-- START TASK MATERIAL --
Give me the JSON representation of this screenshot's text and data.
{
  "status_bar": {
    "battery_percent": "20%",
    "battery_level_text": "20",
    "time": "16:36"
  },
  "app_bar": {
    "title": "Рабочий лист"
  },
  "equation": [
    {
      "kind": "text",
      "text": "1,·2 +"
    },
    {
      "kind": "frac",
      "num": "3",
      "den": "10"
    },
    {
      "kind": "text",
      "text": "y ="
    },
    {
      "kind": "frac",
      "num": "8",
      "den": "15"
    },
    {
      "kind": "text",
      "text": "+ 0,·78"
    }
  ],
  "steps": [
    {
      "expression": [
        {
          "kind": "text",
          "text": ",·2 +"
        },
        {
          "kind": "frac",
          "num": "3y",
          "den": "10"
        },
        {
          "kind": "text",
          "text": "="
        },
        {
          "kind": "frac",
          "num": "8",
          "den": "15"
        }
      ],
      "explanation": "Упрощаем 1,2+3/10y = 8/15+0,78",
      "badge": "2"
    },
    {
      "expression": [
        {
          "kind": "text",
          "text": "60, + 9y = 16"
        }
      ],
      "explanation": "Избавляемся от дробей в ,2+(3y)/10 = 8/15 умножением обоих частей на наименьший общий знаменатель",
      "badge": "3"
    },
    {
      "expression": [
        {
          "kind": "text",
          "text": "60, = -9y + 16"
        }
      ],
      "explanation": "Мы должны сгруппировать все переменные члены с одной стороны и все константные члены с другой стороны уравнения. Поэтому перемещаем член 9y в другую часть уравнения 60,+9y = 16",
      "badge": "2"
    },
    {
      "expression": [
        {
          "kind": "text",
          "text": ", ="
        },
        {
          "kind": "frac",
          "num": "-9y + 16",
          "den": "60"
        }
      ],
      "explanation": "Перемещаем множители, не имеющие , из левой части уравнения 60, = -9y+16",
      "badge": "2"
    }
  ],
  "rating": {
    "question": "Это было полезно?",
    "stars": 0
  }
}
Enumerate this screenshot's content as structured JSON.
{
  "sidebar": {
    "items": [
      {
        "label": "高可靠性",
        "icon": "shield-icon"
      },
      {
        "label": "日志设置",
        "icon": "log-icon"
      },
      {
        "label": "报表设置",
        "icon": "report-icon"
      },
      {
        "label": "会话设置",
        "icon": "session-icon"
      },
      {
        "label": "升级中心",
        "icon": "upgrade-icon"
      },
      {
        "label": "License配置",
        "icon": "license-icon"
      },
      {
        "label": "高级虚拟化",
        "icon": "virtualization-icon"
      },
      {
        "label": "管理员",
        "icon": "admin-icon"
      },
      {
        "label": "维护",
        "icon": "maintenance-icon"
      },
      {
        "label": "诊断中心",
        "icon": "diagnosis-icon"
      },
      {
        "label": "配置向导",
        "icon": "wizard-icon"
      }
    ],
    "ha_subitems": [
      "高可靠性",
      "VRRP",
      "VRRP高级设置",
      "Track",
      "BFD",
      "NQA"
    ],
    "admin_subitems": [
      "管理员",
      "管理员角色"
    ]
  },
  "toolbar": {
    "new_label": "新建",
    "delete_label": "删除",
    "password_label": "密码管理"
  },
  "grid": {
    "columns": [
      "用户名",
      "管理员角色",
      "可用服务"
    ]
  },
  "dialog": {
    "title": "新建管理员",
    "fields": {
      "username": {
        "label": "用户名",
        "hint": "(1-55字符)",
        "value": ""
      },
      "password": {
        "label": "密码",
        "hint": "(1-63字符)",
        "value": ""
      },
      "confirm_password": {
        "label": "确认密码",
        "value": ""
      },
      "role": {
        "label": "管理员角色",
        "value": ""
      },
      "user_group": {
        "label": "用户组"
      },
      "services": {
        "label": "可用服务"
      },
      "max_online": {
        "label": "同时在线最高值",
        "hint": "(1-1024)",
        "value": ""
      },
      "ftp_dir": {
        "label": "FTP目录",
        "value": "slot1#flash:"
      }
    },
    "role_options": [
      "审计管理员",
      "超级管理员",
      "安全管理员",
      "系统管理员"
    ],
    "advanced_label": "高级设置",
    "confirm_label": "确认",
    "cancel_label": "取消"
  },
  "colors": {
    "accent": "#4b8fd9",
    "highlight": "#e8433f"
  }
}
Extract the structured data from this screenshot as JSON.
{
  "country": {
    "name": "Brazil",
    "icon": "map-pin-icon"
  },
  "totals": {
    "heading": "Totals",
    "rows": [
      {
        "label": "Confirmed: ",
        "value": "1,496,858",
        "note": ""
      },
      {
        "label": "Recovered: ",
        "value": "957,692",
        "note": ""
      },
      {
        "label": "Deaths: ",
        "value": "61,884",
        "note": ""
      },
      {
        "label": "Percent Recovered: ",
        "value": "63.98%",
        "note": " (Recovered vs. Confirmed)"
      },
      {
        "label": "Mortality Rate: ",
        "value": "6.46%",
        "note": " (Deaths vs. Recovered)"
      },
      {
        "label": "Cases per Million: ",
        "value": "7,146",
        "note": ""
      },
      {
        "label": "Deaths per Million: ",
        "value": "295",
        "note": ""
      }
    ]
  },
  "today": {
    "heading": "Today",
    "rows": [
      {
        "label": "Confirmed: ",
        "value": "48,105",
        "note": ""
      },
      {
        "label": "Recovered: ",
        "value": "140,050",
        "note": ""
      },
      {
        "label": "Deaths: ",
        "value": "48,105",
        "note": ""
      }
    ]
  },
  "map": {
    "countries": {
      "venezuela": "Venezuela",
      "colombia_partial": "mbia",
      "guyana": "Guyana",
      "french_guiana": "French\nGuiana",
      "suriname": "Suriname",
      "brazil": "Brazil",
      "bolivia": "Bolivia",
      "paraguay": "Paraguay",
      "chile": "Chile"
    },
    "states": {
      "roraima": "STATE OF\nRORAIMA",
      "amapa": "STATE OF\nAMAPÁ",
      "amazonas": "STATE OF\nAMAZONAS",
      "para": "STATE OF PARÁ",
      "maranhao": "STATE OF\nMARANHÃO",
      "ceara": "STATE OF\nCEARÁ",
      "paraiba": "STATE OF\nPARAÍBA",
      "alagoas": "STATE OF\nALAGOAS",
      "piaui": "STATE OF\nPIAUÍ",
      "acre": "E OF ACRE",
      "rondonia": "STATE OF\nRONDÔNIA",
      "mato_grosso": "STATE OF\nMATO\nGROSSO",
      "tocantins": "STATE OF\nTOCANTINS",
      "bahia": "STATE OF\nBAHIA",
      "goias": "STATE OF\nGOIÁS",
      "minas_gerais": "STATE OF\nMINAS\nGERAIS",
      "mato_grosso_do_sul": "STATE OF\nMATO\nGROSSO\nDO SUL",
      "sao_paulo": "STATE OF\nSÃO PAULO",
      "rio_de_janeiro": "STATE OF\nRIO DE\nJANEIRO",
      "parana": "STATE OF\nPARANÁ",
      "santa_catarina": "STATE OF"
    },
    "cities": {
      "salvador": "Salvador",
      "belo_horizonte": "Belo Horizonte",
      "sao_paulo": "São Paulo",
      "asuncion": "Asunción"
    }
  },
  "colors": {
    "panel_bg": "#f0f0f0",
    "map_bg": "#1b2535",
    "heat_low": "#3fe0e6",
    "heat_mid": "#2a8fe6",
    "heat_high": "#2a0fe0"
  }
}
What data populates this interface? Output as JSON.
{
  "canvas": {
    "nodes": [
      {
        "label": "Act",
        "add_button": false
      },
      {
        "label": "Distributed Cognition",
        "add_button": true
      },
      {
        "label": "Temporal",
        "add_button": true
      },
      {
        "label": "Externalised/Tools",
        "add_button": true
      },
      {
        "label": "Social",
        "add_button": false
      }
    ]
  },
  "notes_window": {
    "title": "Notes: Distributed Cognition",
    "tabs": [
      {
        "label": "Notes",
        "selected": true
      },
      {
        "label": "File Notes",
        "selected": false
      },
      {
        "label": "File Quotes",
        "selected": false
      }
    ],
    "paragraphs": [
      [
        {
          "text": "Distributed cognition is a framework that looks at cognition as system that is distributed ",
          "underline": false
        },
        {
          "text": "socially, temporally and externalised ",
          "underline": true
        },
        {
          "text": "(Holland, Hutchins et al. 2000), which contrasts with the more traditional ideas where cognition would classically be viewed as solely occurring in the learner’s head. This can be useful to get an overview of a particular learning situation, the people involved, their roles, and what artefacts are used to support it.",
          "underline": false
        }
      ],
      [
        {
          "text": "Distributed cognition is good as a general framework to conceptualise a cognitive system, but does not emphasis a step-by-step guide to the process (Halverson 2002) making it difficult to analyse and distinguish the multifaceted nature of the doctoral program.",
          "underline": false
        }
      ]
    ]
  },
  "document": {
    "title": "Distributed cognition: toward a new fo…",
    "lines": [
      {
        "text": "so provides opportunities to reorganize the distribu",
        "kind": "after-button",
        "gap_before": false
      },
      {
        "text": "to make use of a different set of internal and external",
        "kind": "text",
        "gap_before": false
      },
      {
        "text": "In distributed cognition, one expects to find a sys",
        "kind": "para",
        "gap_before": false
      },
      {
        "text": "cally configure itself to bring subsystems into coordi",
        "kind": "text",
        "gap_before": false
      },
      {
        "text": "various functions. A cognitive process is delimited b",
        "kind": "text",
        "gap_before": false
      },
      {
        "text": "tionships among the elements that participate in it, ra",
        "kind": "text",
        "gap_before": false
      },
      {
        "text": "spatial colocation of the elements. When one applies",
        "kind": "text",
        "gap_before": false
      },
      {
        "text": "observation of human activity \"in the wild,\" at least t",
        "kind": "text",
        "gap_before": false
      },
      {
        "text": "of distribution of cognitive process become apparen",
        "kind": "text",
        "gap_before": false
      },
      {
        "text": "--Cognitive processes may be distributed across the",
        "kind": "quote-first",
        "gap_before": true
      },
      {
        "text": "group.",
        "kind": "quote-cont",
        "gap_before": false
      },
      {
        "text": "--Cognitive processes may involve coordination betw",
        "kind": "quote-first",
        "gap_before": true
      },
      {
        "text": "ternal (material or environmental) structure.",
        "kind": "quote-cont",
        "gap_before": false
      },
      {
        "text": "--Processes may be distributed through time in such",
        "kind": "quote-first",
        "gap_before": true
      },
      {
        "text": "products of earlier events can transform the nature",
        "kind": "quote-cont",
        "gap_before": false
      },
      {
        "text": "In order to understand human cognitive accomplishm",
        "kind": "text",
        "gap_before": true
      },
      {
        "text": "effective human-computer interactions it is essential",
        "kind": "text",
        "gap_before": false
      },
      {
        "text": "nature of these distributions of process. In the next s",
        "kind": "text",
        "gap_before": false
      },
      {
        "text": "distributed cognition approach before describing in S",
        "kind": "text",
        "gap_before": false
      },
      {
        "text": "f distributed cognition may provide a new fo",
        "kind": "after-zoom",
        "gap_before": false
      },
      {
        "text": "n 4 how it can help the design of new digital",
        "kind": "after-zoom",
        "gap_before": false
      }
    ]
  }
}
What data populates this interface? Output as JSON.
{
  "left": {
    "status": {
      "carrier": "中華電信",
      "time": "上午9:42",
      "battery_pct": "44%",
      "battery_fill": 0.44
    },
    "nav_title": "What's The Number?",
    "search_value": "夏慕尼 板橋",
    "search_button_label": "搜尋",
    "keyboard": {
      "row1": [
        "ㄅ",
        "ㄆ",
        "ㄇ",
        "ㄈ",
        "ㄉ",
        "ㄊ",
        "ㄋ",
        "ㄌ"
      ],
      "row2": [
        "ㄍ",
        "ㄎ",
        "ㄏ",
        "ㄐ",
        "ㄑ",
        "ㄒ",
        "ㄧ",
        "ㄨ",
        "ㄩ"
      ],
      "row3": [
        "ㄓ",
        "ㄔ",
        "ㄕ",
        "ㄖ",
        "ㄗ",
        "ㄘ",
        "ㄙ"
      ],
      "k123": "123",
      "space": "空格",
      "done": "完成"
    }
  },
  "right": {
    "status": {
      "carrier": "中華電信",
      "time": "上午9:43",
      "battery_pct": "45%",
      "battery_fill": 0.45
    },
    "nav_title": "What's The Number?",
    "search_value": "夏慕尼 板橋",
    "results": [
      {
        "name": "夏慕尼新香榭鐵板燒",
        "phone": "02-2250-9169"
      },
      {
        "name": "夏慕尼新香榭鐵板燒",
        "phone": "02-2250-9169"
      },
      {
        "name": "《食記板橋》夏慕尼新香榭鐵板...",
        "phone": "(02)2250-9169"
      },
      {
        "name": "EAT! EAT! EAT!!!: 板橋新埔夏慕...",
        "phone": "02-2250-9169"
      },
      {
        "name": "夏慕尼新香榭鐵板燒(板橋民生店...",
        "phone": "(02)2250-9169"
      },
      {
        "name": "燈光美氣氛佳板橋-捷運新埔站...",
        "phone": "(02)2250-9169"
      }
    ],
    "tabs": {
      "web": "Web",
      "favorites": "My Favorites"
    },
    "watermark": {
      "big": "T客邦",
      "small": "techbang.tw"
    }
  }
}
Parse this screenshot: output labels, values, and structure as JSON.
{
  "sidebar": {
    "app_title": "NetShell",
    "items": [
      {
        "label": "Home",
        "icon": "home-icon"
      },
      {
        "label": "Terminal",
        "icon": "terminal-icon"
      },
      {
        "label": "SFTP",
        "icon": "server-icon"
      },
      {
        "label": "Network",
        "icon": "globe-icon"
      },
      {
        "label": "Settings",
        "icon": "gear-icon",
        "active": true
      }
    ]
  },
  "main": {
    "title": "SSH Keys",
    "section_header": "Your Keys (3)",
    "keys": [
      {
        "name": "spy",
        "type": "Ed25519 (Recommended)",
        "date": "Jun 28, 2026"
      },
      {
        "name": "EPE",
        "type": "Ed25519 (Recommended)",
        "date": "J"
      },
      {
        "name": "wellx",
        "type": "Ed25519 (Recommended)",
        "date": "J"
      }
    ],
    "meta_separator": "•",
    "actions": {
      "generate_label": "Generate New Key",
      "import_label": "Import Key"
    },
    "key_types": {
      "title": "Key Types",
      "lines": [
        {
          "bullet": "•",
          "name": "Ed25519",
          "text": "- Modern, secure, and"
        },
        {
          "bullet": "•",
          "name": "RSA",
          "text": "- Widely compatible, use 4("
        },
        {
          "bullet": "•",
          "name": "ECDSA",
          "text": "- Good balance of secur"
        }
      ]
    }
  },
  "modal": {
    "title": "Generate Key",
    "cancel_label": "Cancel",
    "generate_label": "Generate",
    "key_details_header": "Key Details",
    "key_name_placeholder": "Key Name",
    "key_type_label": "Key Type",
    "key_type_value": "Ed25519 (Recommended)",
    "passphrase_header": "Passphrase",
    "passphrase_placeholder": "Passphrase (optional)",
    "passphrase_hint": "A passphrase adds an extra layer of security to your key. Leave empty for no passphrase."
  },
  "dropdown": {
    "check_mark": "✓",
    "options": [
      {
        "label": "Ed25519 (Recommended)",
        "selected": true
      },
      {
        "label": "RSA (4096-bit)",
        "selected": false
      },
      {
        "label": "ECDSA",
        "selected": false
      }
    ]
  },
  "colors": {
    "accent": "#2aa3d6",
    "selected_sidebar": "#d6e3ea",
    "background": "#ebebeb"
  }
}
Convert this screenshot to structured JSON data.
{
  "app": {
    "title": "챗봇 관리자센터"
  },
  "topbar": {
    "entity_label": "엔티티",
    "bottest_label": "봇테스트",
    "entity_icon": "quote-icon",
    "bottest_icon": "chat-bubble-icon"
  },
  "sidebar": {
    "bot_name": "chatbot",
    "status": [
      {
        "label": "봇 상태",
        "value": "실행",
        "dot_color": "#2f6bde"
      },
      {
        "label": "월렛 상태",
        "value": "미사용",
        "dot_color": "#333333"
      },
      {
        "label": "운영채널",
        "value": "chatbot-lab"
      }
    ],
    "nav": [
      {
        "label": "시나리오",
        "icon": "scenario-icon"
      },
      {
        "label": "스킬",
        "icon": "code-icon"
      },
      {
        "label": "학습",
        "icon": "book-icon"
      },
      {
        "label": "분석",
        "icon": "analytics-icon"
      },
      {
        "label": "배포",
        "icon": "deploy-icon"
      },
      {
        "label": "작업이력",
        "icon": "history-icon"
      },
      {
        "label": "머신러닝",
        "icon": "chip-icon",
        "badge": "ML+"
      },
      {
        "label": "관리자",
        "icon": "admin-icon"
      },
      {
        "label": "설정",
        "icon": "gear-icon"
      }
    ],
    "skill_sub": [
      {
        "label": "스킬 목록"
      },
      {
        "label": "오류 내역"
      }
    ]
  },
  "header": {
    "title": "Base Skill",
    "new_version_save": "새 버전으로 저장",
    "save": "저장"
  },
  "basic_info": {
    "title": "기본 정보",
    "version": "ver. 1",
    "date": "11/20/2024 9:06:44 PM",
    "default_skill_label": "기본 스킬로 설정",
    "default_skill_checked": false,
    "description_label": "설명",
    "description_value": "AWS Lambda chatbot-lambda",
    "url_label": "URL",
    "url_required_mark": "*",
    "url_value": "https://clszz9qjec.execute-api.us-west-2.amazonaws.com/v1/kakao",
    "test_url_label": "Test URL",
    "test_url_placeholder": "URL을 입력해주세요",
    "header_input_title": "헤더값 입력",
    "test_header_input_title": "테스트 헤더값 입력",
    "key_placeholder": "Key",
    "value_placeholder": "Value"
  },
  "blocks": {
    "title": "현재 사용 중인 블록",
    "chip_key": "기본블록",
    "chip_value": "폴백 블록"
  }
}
-- END TASK MATERIAL --
Go through the records and gather the lines that hold "data".

Give me the JSON representation of this screenshot's text and data.
Extract the structured data from this screenshot as JSON.
What data populates this interface? Output as JSON.
What data populates this interface? Output as JSON.
Convert this screenshot to structured JSON data.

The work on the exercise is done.